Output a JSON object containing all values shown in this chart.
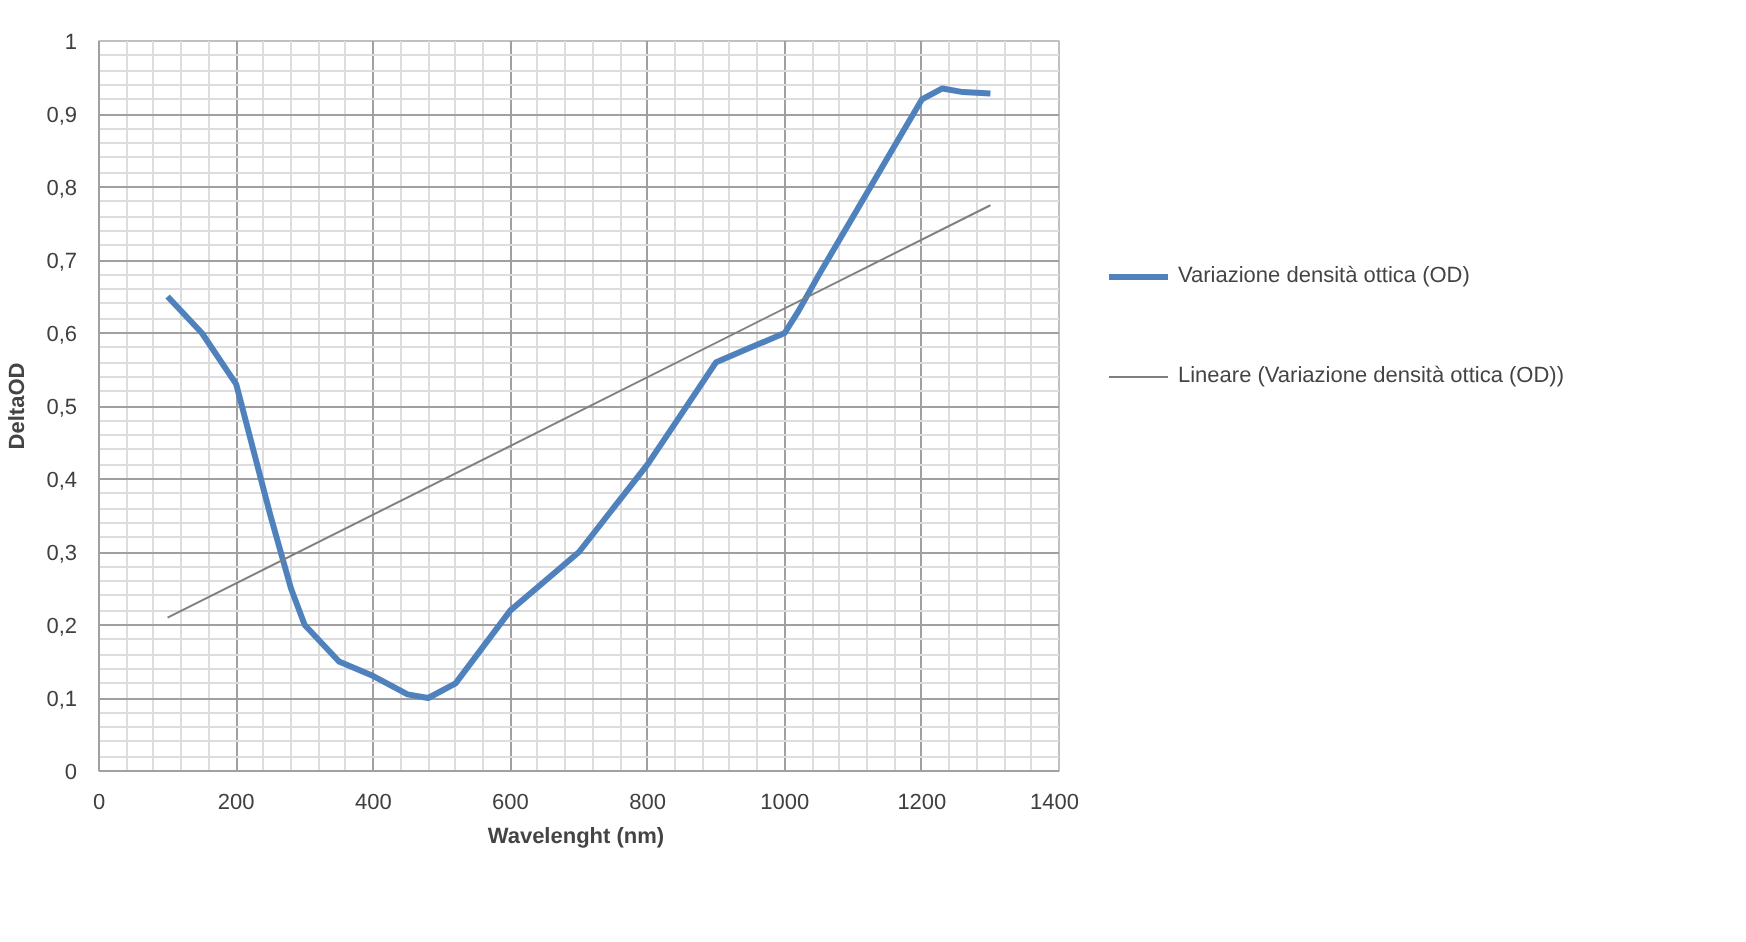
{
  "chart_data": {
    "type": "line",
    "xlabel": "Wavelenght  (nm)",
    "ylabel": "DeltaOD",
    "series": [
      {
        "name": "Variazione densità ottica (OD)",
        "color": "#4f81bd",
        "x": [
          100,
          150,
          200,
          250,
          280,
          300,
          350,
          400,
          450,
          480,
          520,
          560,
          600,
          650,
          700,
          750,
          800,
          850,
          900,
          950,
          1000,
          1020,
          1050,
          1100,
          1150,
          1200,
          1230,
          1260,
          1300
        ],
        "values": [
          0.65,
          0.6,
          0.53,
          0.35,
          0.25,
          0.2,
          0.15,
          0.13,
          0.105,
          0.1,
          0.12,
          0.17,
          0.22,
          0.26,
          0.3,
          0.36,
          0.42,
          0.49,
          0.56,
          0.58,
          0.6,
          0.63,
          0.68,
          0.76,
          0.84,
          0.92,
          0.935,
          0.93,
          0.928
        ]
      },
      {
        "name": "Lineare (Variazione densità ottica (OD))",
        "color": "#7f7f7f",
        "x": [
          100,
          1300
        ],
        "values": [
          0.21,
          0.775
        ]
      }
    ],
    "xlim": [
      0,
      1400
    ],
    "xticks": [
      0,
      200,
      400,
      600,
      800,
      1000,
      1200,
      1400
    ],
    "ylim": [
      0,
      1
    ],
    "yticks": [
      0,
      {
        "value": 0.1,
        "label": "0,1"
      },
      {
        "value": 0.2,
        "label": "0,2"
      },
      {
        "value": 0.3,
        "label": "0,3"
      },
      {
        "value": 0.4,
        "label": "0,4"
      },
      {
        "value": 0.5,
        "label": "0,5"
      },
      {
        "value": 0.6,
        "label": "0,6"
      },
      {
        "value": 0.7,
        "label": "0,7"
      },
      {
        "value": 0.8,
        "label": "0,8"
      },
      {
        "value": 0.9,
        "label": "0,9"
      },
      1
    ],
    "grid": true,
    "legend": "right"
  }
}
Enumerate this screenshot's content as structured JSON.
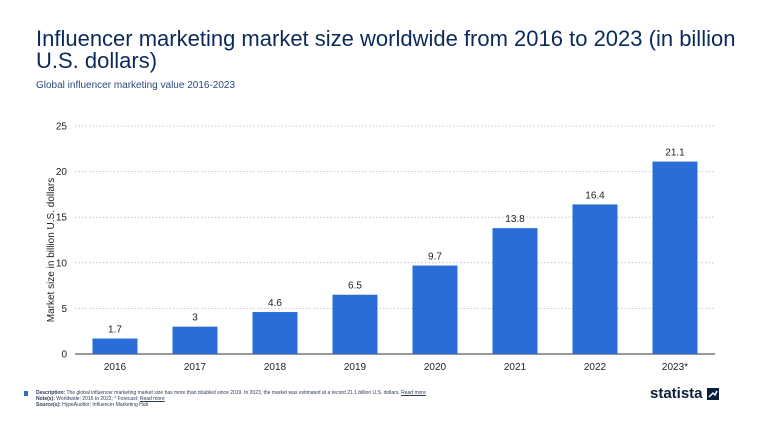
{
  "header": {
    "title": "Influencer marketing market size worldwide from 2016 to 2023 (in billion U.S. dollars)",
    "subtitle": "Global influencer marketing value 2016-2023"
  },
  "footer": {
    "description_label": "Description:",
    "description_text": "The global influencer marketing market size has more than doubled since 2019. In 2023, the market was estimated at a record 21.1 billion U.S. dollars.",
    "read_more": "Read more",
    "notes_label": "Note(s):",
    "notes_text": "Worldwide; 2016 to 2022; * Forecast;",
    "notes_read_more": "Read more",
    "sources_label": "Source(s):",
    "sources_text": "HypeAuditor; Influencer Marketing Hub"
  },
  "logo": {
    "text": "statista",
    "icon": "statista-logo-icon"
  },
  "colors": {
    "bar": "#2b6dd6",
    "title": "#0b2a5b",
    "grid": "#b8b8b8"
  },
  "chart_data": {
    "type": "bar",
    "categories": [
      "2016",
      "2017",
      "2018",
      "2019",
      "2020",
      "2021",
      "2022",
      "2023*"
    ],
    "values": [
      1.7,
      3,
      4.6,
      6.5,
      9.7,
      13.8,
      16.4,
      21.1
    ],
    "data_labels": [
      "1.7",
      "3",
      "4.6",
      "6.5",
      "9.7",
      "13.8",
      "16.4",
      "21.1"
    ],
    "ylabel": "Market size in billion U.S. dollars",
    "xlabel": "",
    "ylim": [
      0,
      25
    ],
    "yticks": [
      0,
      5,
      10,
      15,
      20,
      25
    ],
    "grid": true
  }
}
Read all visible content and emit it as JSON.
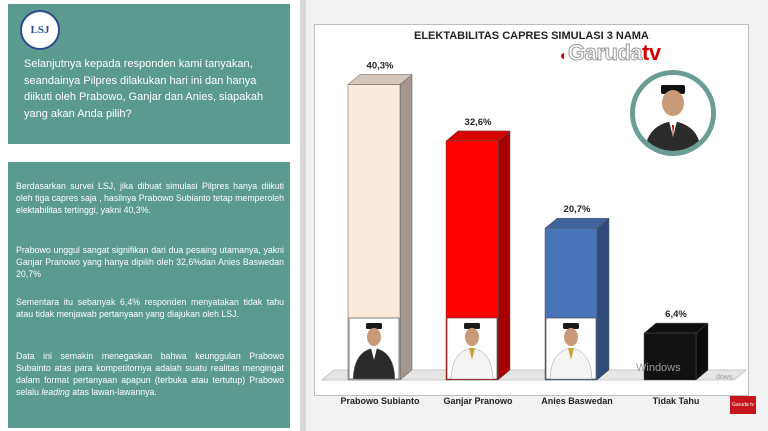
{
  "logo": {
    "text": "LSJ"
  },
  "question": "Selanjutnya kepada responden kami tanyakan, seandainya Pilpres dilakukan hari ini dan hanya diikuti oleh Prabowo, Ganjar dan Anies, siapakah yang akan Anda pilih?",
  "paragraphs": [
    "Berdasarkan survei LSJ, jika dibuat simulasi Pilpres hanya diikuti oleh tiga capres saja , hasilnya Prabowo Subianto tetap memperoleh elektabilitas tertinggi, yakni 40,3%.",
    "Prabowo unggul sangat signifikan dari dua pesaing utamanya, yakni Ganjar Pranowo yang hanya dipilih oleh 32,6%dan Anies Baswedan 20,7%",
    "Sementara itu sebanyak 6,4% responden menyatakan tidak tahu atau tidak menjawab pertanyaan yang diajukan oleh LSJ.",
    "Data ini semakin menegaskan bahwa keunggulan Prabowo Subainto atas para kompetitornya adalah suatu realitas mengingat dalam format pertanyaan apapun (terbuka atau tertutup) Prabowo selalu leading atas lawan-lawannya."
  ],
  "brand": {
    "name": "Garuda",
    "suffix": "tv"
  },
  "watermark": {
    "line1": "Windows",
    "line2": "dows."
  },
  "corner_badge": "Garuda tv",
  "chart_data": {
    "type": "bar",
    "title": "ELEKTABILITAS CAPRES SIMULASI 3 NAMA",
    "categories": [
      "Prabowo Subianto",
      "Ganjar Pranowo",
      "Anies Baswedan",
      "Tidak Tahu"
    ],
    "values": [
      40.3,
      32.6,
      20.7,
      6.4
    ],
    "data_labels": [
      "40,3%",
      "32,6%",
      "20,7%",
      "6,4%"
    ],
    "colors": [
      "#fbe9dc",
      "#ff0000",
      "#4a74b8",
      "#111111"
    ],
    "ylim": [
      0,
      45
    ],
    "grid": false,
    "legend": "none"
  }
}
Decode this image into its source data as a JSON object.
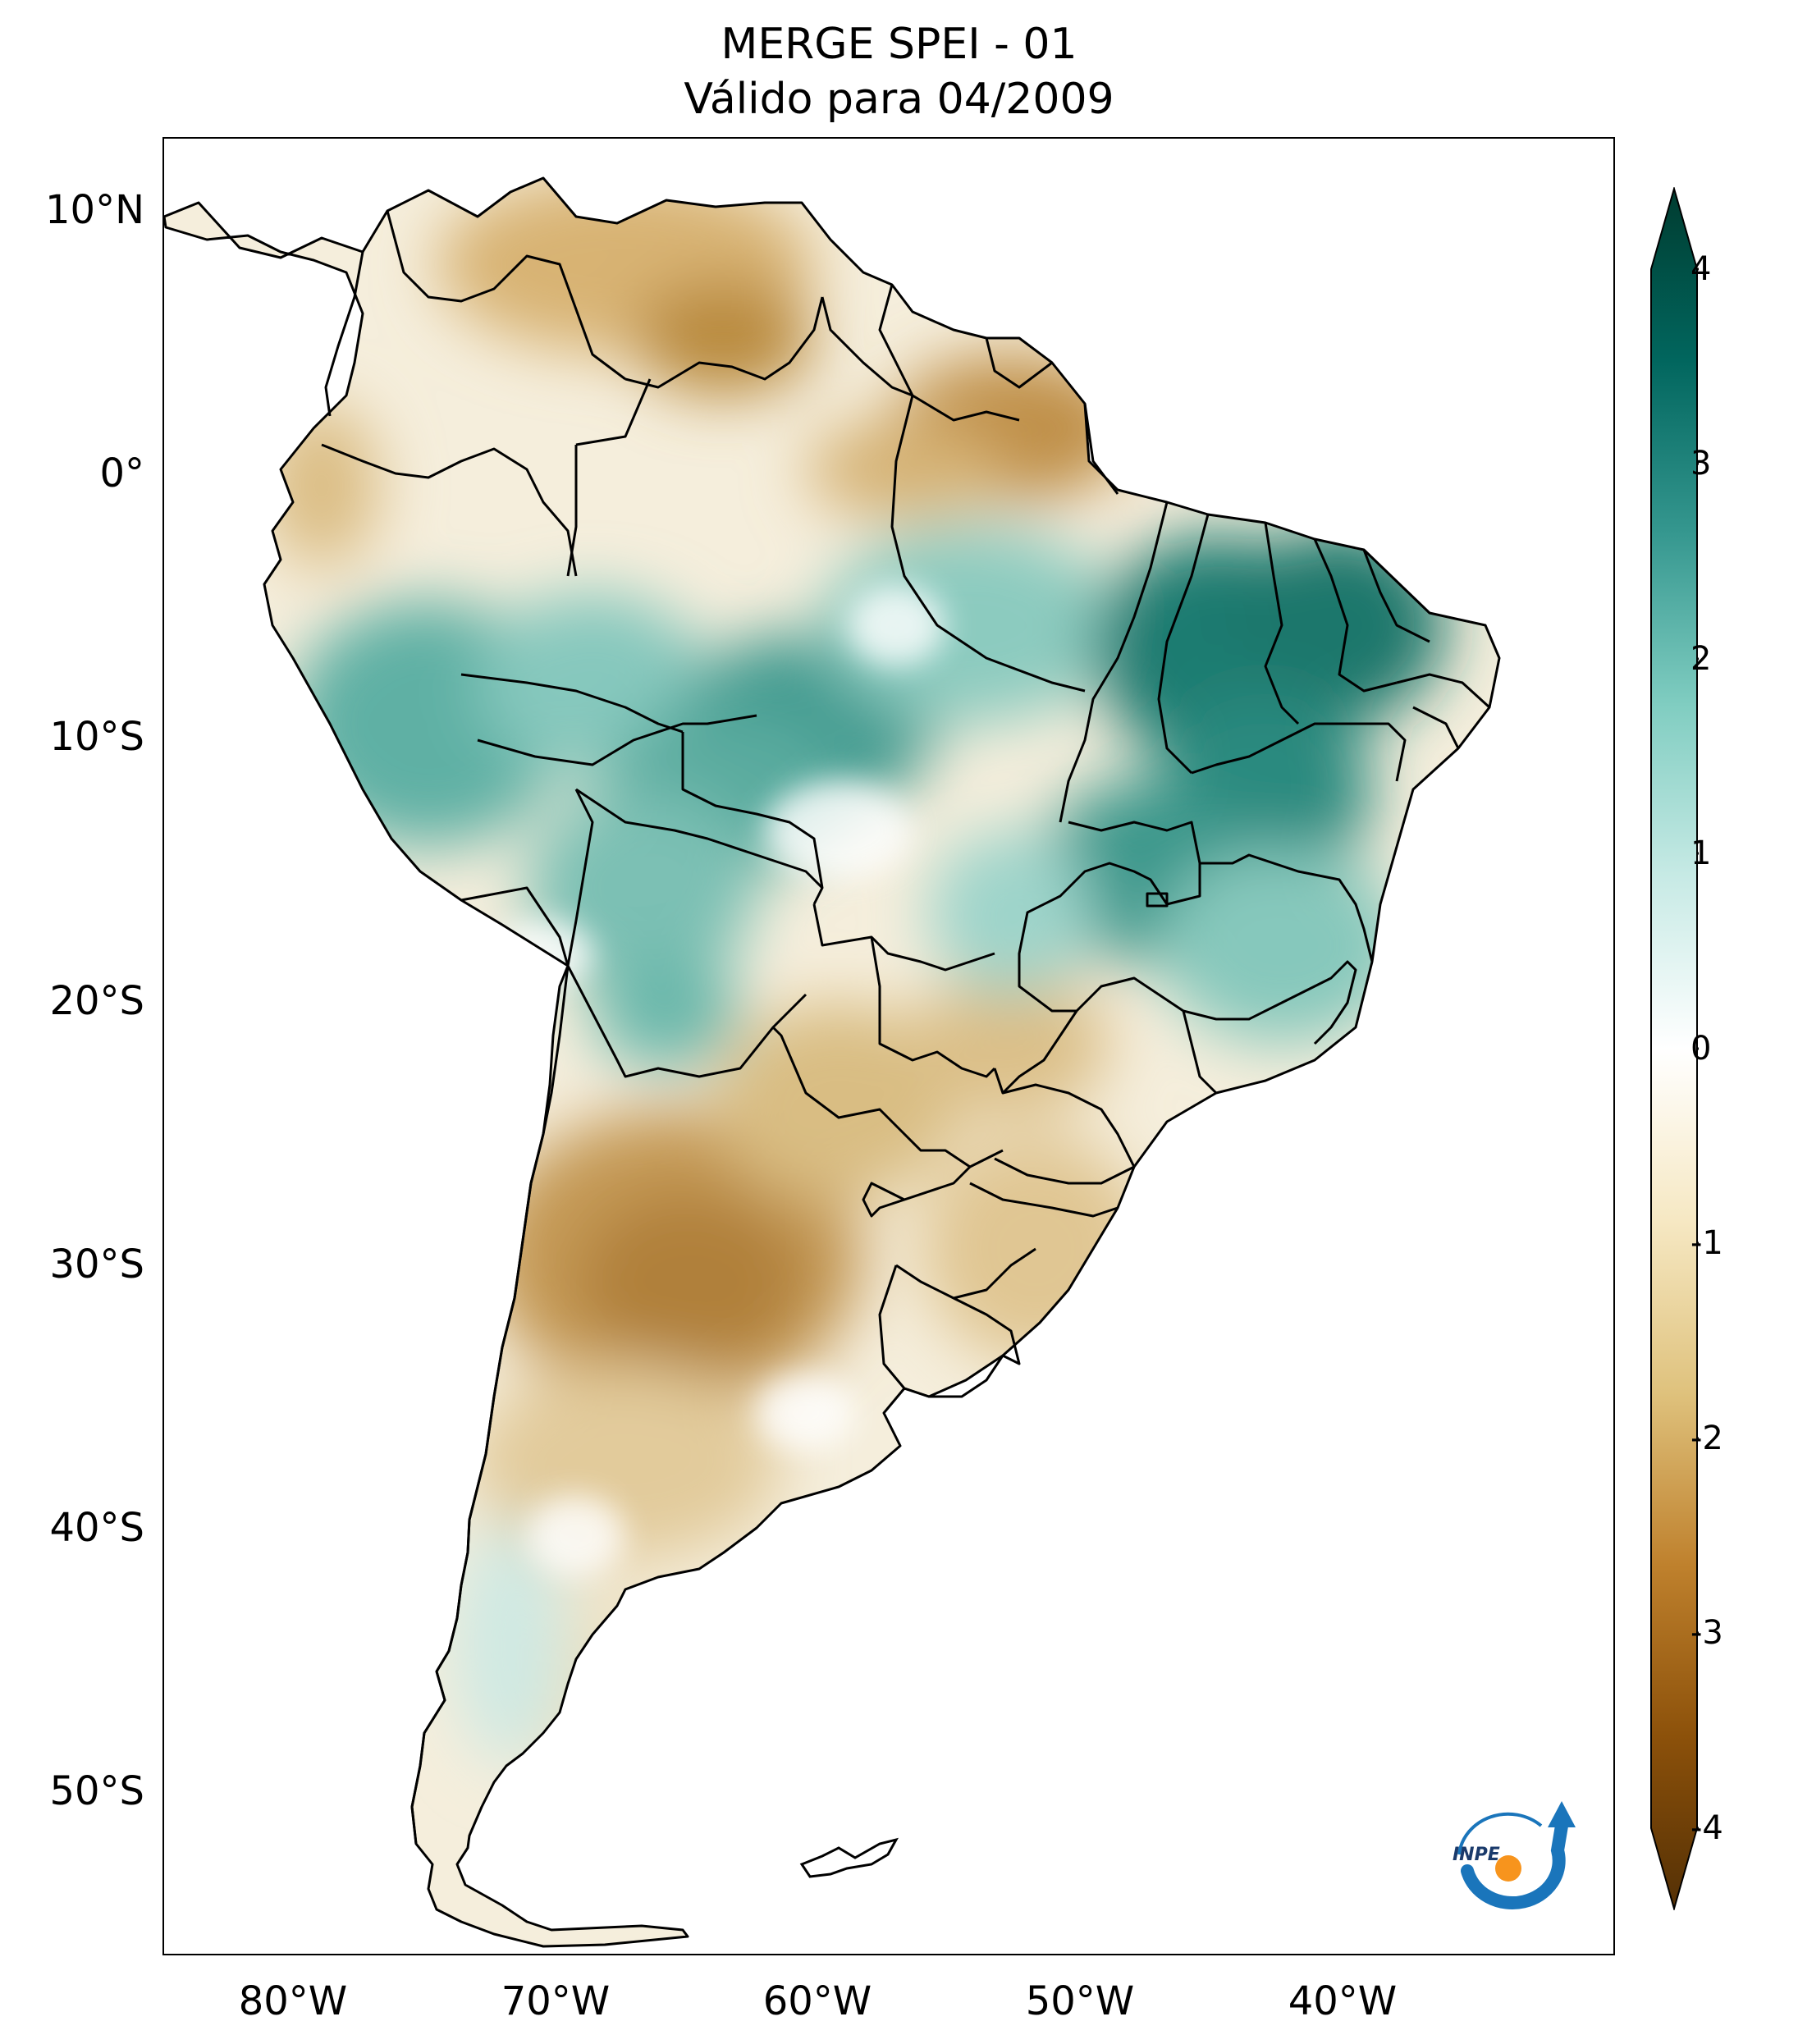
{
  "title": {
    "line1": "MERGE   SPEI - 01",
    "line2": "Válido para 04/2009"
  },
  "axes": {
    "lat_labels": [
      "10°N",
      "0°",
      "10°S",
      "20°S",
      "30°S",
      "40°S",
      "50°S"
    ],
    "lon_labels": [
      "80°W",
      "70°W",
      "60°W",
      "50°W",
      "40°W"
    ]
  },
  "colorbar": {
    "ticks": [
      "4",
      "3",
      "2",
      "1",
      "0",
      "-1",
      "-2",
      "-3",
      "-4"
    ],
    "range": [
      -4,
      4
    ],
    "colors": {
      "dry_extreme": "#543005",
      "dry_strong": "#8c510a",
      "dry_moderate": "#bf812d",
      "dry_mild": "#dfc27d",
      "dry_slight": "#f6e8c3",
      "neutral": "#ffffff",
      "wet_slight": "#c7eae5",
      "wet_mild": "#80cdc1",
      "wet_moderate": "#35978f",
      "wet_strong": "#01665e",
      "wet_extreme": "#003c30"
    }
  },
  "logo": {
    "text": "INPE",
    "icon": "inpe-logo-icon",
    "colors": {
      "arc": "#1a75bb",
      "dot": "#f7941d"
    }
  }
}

What the exercise asks:
Skip the pictures and write out exactly the lines from the line containing "Decode this image" through the end of the listing above.

Right answer:
Decode this image into its source data as a JSON object.
{
  "title": {
    "line1": "MERGE   SPEI - 01",
    "line2": "Válido para 04/2009"
  },
  "axes": {
    "lat_labels": [
      "10°N",
      "0°",
      "10°S",
      "20°S",
      "30°S",
      "40°S",
      "50°S"
    ],
    "lon_labels": [
      "80°W",
      "70°W",
      "60°W",
      "50°W",
      "40°W"
    ]
  },
  "colorbar": {
    "ticks": [
      "4",
      "3",
      "2",
      "1",
      "0",
      "-1",
      "-2",
      "-3",
      "-4"
    ],
    "range": [
      -4,
      4
    ],
    "colors": {
      "dry_extreme": "#543005",
      "dry_strong": "#8c510a",
      "dry_moderate": "#bf812d",
      "dry_mild": "#dfc27d",
      "dry_slight": "#f6e8c3",
      "neutral": "#ffffff",
      "wet_slight": "#c7eae5",
      "wet_mild": "#80cdc1",
      "wet_moderate": "#35978f",
      "wet_strong": "#01665e",
      "wet_extreme": "#003c30"
    }
  },
  "logo": {
    "text": "INPE",
    "icon": "inpe-logo-icon",
    "colors": {
      "arc": "#1a75bb",
      "dot": "#f7941d"
    }
  }
}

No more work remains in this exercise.